Data entries:
╭──
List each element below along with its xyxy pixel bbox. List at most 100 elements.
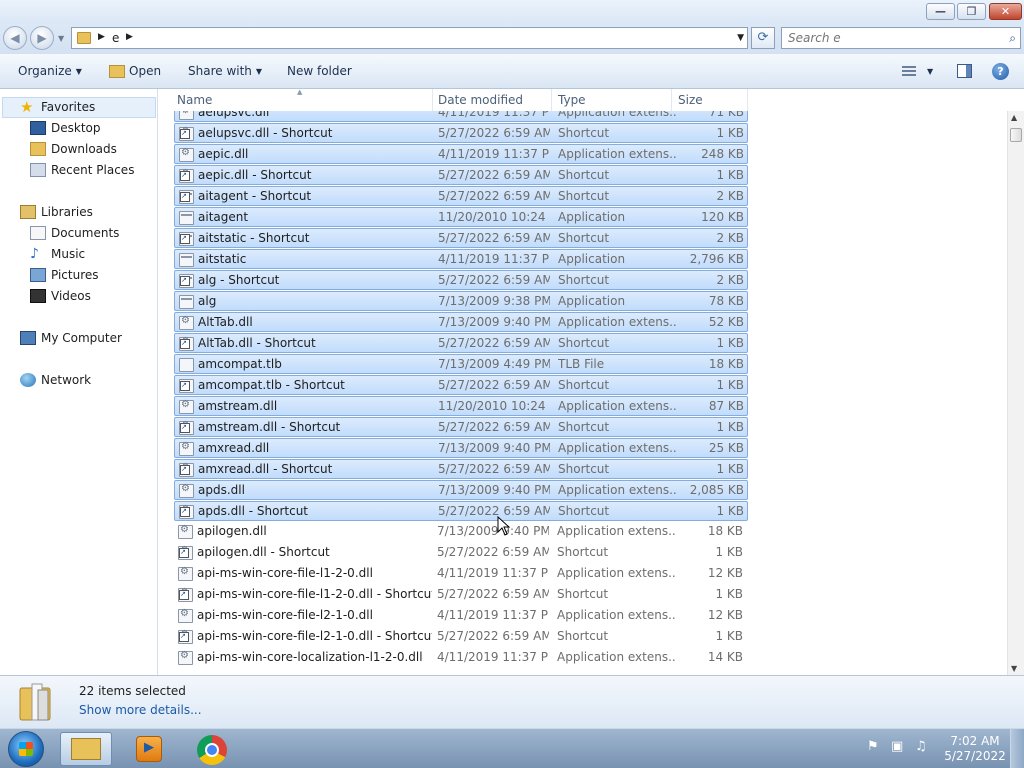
search-input[interactable] (788, 30, 988, 46)
file-row[interactable]: aelupsvc.dll - Shortcut 5/27/2022 6:59 AM… (174, 123, 748, 143)
network-status-icon[interactable]: ▣ (891, 739, 903, 754)
file-row[interactable]: api-ms-win-core-file-l1-2-0.dll - Shortc… (174, 585, 748, 605)
share-with-label: Share with (188, 64, 252, 78)
recent-pages-dropdown[interactable]: ▼ (58, 34, 64, 43)
address-bar[interactable]: ▶ e ▶ ▼ (71, 27, 748, 49)
film-strip-icon (30, 289, 46, 303)
open-label: Open (129, 64, 162, 78)
shortcut-dll-file-icon (179, 504, 194, 519)
back-arrow-icon: ◀ (10, 31, 20, 45)
close-button[interactable]: ✕ (989, 3, 1022, 20)
dll-file-icon (178, 650, 193, 665)
taskbar-chrome-button[interactable] (186, 732, 238, 766)
file-type: Shortcut (558, 168, 610, 182)
organize-button[interactable]: Organize ▼ (18, 64, 82, 78)
breadcrumb-arrow-icon[interactable]: ▶ (98, 32, 105, 42)
file-row[interactable]: apilogen.dll - Shortcut 5/27/2022 6:59 AM… (174, 543, 748, 563)
column-header-type[interactable]: Type (552, 89, 672, 111)
search-box[interactable]: ⌕ (781, 27, 1021, 49)
taskbar-media-player-button[interactable] (124, 732, 176, 766)
breadcrumb-item[interactable]: e (112, 31, 119, 45)
file-row[interactable]: aitagent 11/20/2010 10:24 ... Application 1… (174, 207, 748, 227)
file-row[interactable]: amxread.dll - Shortcut 5/27/2022 6:59 AM S… (174, 459, 748, 479)
column-header-date[interactable]: Date modified (432, 89, 552, 111)
volume-icon[interactable]: ♫ (915, 739, 927, 754)
breadcrumb-arrow-icon[interactable]: ▶ (126, 32, 133, 42)
nav-label: Videos (51, 289, 91, 303)
start-button[interactable] (8, 731, 44, 767)
file-row[interactable]: apilogen.dll 7/13/2009 9:40 PM Application… (174, 522, 748, 542)
new-folder-button[interactable]: New folder (287, 64, 352, 78)
file-row[interactable]: aitagent - Shortcut 5/27/2022 6:59 AM Shor… (174, 186, 748, 206)
scroll-thumb[interactable] (1010, 128, 1022, 142)
scroll-up-icon[interactable]: ▲ (1011, 113, 1017, 122)
file-name: amxread.dll - Shortcut (198, 462, 333, 476)
file-date: 5/27/2022 6:59 AM (438, 336, 550, 350)
file-list: aelupsvc.dll 4/11/2019 11:37 PM Applicatio… (159, 111, 1007, 675)
chevron-down-icon: ▼ (255, 67, 263, 76)
file-row[interactable]: apds.dll 7/13/2009 9:40 PM Application ext… (174, 480, 748, 500)
search-icon[interactable]: ⌕ (1009, 31, 1016, 46)
clock-date: 5/27/2022 (944, 749, 1006, 763)
file-row[interactable]: api-ms-win-core-localization-l1-2-0.dll 4… (174, 648, 748, 668)
file-row[interactable]: aepic.dll 4/11/2019 11:37 PM Application e… (174, 144, 748, 164)
file-row[interactable]: aepic.dll - Shortcut 5/27/2022 6:59 AM Sho… (174, 165, 748, 185)
minimize-button[interactable]: — (926, 3, 955, 20)
file-row[interactable]: api-ms-win-core-file-l1-2-0.dll 4/11/2019… (174, 564, 748, 584)
file-type: TLB File (558, 357, 605, 371)
file-row[interactable]: AltTab.dll 7/13/2009 9:40 PM Application e… (174, 312, 748, 332)
maximize-button[interactable]: ❐ (957, 3, 986, 20)
file-row[interactable]: aitstatic - Shortcut 5/27/2022 6:59 AM Sho… (174, 228, 748, 248)
downloads-folder-icon (30, 142, 46, 156)
shortcut-dll-file-icon (179, 420, 194, 435)
file-size: 2 KB (716, 189, 744, 203)
file-name: api-ms-win-core-file-l1-2-0.dll - Shortc… (197, 587, 432, 601)
file-row[interactable]: alg - Shortcut 5/27/2022 6:59 AM Shortcut 2… (174, 270, 748, 290)
column-header-size[interactable]: Size (672, 89, 748, 111)
column-header-row: Name Date modified Type Size (159, 89, 1007, 111)
file-row[interactable]: alg 7/13/2009 9:38 PM Application 78 KB (174, 291, 748, 311)
libraries-icon (20, 205, 36, 219)
file-row[interactable]: amstream.dll - Shortcut 5/27/2022 6:59 AM… (174, 417, 748, 437)
organize-label: Organize (18, 64, 72, 78)
file-row[interactable]: apds.dll - Shortcut 5/27/2022 6:59 AM Shor… (174, 501, 748, 521)
file-row[interactable]: AltTab.dll - Shortcut 5/27/2022 6:59 AM Sh… (174, 333, 748, 353)
title-bar: — ❐ ✕ (0, 0, 1024, 24)
file-row[interactable]: amxread.dll 7/13/2009 9:40 PM Application … (174, 438, 748, 458)
file-row[interactable]: aitstatic 4/11/2019 11:37 PM Application 2,… (174, 249, 748, 269)
help-icon[interactable]: ? (992, 63, 1009, 80)
file-row[interactable]: amstream.dll 11/20/2010 10:24 ... Applicat… (174, 396, 748, 416)
file-date: 5/27/2022 6:59 AM (437, 629, 549, 643)
address-dropdown-icon[interactable]: ▼ (737, 33, 744, 43)
refresh-button[interactable]: ⟳ (751, 27, 775, 49)
file-row[interactable]: amcompat.tlb - Shortcut 5/27/2022 6:59 AM… (174, 375, 748, 395)
file-size: 1 KB (716, 168, 744, 182)
show-more-details-link[interactable]: Show more details... (79, 703, 202, 717)
action-center-flag-icon[interactable]: ⚑ (867, 739, 879, 754)
open-folder-icon (109, 65, 125, 78)
sort-ascending-icon: ▲ (297, 88, 303, 96)
shortcut-dll-file-icon (179, 126, 194, 141)
view-options-icon[interactable] (902, 66, 916, 77)
file-name: aitagent (198, 210, 249, 224)
show-desktop-button[interactable] (1010, 729, 1024, 768)
selection-count: 22 items selected (79, 684, 186, 698)
taskbar-explorer-button[interactable] (60, 732, 112, 766)
view-options-dropdown-icon[interactable]: ▼ (927, 67, 933, 76)
file-date: 5/27/2022 6:59 AM (438, 231, 550, 245)
file-type: Shortcut (558, 420, 610, 434)
system-clock[interactable]: 7:02 AM 5/27/2022 (944, 734, 1006, 764)
address-row: ◀ ▶ ▼ ▶ e ▶ ▼ ⟳ ⌕ (0, 24, 1024, 54)
forward-button[interactable]: ▶ (30, 26, 54, 50)
scroll-down-icon[interactable]: ▼ (1011, 664, 1017, 673)
file-row[interactable]: api-ms-win-core-file-l2-1-0.dll - Shortc… (174, 627, 748, 647)
back-button[interactable]: ◀ (3, 26, 27, 50)
preview-pane-icon[interactable] (957, 64, 972, 78)
vertical-scrollbar[interactable]: ▲ ▼ (1007, 111, 1024, 675)
file-name: AltTab.dll - Shortcut (198, 336, 316, 350)
open-button[interactable]: Open (129, 64, 161, 78)
file-row[interactable]: amcompat.tlb 7/13/2009 4:49 PM TLB File 18 … (174, 354, 748, 374)
file-row[interactable]: aelupsvc.dll 4/11/2019 11:37 PM Applicatio… (174, 111, 748, 122)
file-row[interactable]: api-ms-win-core-file-l2-1-0.dll 4/11/2019… (174, 606, 748, 626)
share-with-button[interactable]: Share with ▼ (188, 64, 262, 78)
╰──
_YOUR OBJECTIVE:_ Convert every line of the data entries into a JSON list of strings, one string per line, omitting blank lines. Exclude the pictures from the list.

_THE COMPLETED TASK:_
[
  "List each element below along with its xyxy pixel bbox. List at most 100 elements.",
  "search-input[interactable] (788, 30, 988, 46)",
  "file-row[interactable]: aelupsvc.dll - Shortcut 5/27/2022 6:59 AM… (174, 123, 748, 143)",
  "network-status-icon[interactable]: ▣ (891, 739, 903, 754)",
  "file-row[interactable]: api-ms-win-core-file-l1-2-0.dll - Shortc… (174, 585, 748, 605)",
  "share-with-label: Share with (188, 64, 252, 78)",
  "recent-pages-dropdown[interactable]: ▼ (58, 34, 64, 43)",
  "address-bar[interactable]: ▶ e ▶ ▼ (71, 27, 748, 49)",
  "film-strip-icon (30, 289, 46, 303)",
  "open-label: Open (129, 64, 162, 78)",
  "shortcut-dll-file-icon (179, 504, 194, 519)",
  "back-arrow-icon: ◀ (10, 31, 20, 45)",
  "close-button[interactable]: ✕ (989, 3, 1022, 20)",
  "dll-file-icon (178, 650, 193, 665)",
  "taskbar-chrome-button[interactable] (186, 732, 238, 766)",
  "file-type: Shortcut (558, 168, 610, 182)",
  "organize-button[interactable]: Organize ▼ (18, 64, 82, 78)",
  "breadcrumb-arrow-icon[interactable]: ▶ (98, 32, 105, 42)",
  "file-row[interactable]: apilogen.dll - Shortcut 5/27/2022 6:59 AM… (174, 543, 748, 563)",
  "column-header-type[interactable]: Type (552, 89, 672, 111)",
  "search-box[interactable]: ⌕ (781, 27, 1021, 49)",
  "taskbar-media-player-button[interactable] (124, 732, 176, 766)",
  "breadcrumb-item[interactable]: e (112, 31, 119, 45)",
  "file-row[interactable]: aitagent 11/20/2010 10:24 ... Application 1… (174, 207, 748, 227)",
  "file-row[interactable]: amxread.dll - Shortcut 5/27/2022 6:59 AM S… (174, 459, 748, 479)",
  "column-header-date[interactable]: Date modified (432, 89, 552, 111)",
  "volume-icon[interactable]: ♫ (915, 739, 927, 754)",
  "breadcrumb-arrow-icon[interactable]: ▶ (126, 32, 133, 42)",
  "nav-label: Videos (51, 289, 91, 303)",
  "start-button[interactable] (8, 731, 44, 767)",
  "file-row[interactable]: apilogen.dll 7/13/2009 9:40 PM Application… (174, 522, 748, 542)",
  "new-folder-button[interactable]: New folder (287, 64, 352, 78)",
  "file-row[interactable]: aitagent - Shortcut 5/27/2022 6:59 AM Shor… (174, 186, 748, 206)",
  "scroll-thumb[interactable] (1010, 128, 1022, 142)",
  "scroll-up-icon[interactable]: ▲ (1011, 113, 1017, 122)",
  "file-name: amxread.dll - Shortcut (198, 462, 333, 476)",
  "file-date: 5/27/2022 6:59 AM (438, 336, 550, 350)",
  "file-list: aelupsvc.dll 4/11/2019 11:37 PM Applicatio… (159, 111, 1007, 675)",
  "chevron-down-icon: ▼ (255, 67, 263, 76)",
  "file-row[interactable]: apds.dll 7/13/2009 9:40 PM Application ext… (174, 480, 748, 500)",
  "search-icon[interactable]: ⌕ (1009, 31, 1016, 46)",
  "clock-date: 5/27/2022 (944, 749, 1006, 763)",
  "file-row[interactable]: api-ms-win-core-localization-l1-2-0.dll 4… (174, 648, 748, 668)",
  "file-row[interactable]: aepic.dll 4/11/2019 11:37 PM Application e… (174, 144, 748, 164)",
  "file-row[interactable]: aepic.dll - Shortcut 5/27/2022 6:59 AM Sho… (174, 165, 748, 185)",
  "minimize-button[interactable]: — (926, 3, 955, 20)",
  "file-row[interactable]: api-ms-win-core-file-l1-2-0.dll 4/11/2019… (174, 564, 748, 584)",
  "file-type: TLB File (558, 357, 605, 371)",
  "file-row[interactable]: AltTab.dll 7/13/2009 9:40 PM Application e… (174, 312, 748, 332)",
  "maximize-button[interactable]: ❐ (957, 3, 986, 20)",
  "file-row[interactable]: aitstatic - Shortcut 5/27/2022 6:59 AM Sho… (174, 228, 748, 248)",
  "downloads-folder-icon (30, 142, 46, 156)",
  "shortcut-dll-file-icon (179, 420, 194, 435)",
  "file-size: 2 KB (716, 189, 744, 203)",
  "file-name: api-ms-win-core-file-l1-2-0.dll - Shortc… (197, 587, 432, 601)",
  "file-row[interactable]: alg - Shortcut 5/27/2022 6:59 AM Shortcut 2… (174, 270, 748, 290)",
  "column-header-size[interactable]: Size (672, 89, 748, 111)",
  "column-header-row: Name Date modified Type Size (159, 89, 1007, 111)",
  "file-row[interactable]: alg 7/13/2009 9:38 PM Application 78 KB (174, 291, 748, 311)",
  "libraries-icon (20, 205, 36, 219)",
  "file-row[interactable]: amstream.dll - Shortcut 5/27/2022 6:59 AM… (174, 417, 748, 437)",
  "organize-label: Organize (18, 64, 72, 78)",
  "file-row[interactable]: apds.dll - Shortcut 5/27/2022 6:59 AM Shor… (174, 501, 748, 521)",
  "file-row[interactable]: AltTab.dll - Shortcut 5/27/2022 6:59 AM Sh… (174, 333, 748, 353)",
  "title-bar: — ❐ ✕ (0, 0, 1024, 24)",
  "file-row[interactable]: amxread.dll 7/13/2009 9:40 PM Application … (174, 438, 748, 458)",
  "file-row[interactable]: aitstatic 4/11/2019 11:37 PM Application 2,… (174, 249, 748, 269)",
  "help-icon[interactable]: ? (992, 63, 1009, 80)",
  "file-row[interactable]: amstream.dll 11/20/2010 10:24 ... Applicat… (174, 396, 748, 416)",
  "file-date: 5/27/2022 6:59 AM (437, 629, 549, 643)",
  "address-dropdown-icon[interactable]: ▼ (737, 33, 744, 43)",
  "refresh-button[interactable]: ⟳ (751, 27, 775, 49)",
  "file-row[interactable]: amcompat.tlb - Shortcut 5/27/2022 6:59 AM… (174, 375, 748, 395)",
  "file-size: 1 KB (716, 168, 744, 182)",
  "show-more-details-link[interactable]: Show more details... (79, 703, 202, 717)",
  "action-center-flag-icon[interactable]: ⚑ (867, 739, 879, 754)",
  "open-folder-icon (109, 65, 125, 78)",
  "sort-ascending-icon: ▲ (297, 88, 303, 96)",
  "shortcut-dll-file-icon (179, 126, 194, 141)",
  "view-options-icon[interactable] (902, 66, 916, 77)",
  "file-name: aitagent (198, 210, 249, 224)",
  "show-desktop-button[interactable] (1010, 729, 1024, 768)",
  "selection-count: 22 items selected (79, 684, 186, 698)",
  "taskbar-explorer-button[interactable] (60, 732, 112, 766)",
  "view-options-dropdown-icon[interactable]: ▼ (927, 67, 933, 76)",
  "file-date: 5/27/2022 6:59 AM (438, 231, 550, 245)",
  "file-type: Shortcut (558, 420, 610, 434)",
  "system-clock[interactable]: 7:02 AM 5/27/2022 (944, 734, 1006, 764)",
  "address-row: ◀ ▶ ▼ ▶ e ▶ ▼ ⟳ ⌕ (0, 24, 1024, 54)",
  "forward-button[interactable]: ▶ (30, 26, 54, 50)",
  "scroll-down-icon[interactable]: ▼ (1011, 664, 1017, 673)",
  "file-row[interactable]: api-ms-win-core-file-l2-1-0.dll - Shortc… (174, 627, 748, 647)",
  "back-button[interactable]: ◀ (3, 26, 27, 50)",
  "preview-pane-icon[interactable] (957, 64, 972, 78)",
  "vertical-scrollbar[interactable]: ▲ ▼ (1007, 111, 1024, 675)",
  "file-name: AltTab.dll - Shortcut (198, 336, 316, 350)",
  "open-button[interactable]: Open (129, 64, 161, 78)",
  "file-row[interactable]: amcompat.tlb 7/13/2009 4:49 PM TLB File 18 … (174, 354, 748, 374)",
  "file-row[interactable]: aelupsvc.dll 4/11/2019 11:37 PM Applicatio… (174, 111, 748, 122)",
  "file-row[interactable]: api-ms-win-core-file-l2-1-0.dll 4/11/2019… (174, 606, 748, 626)",
  "share-with-button[interactable]: Share with ▼ (188, 64, 262, 78)"
]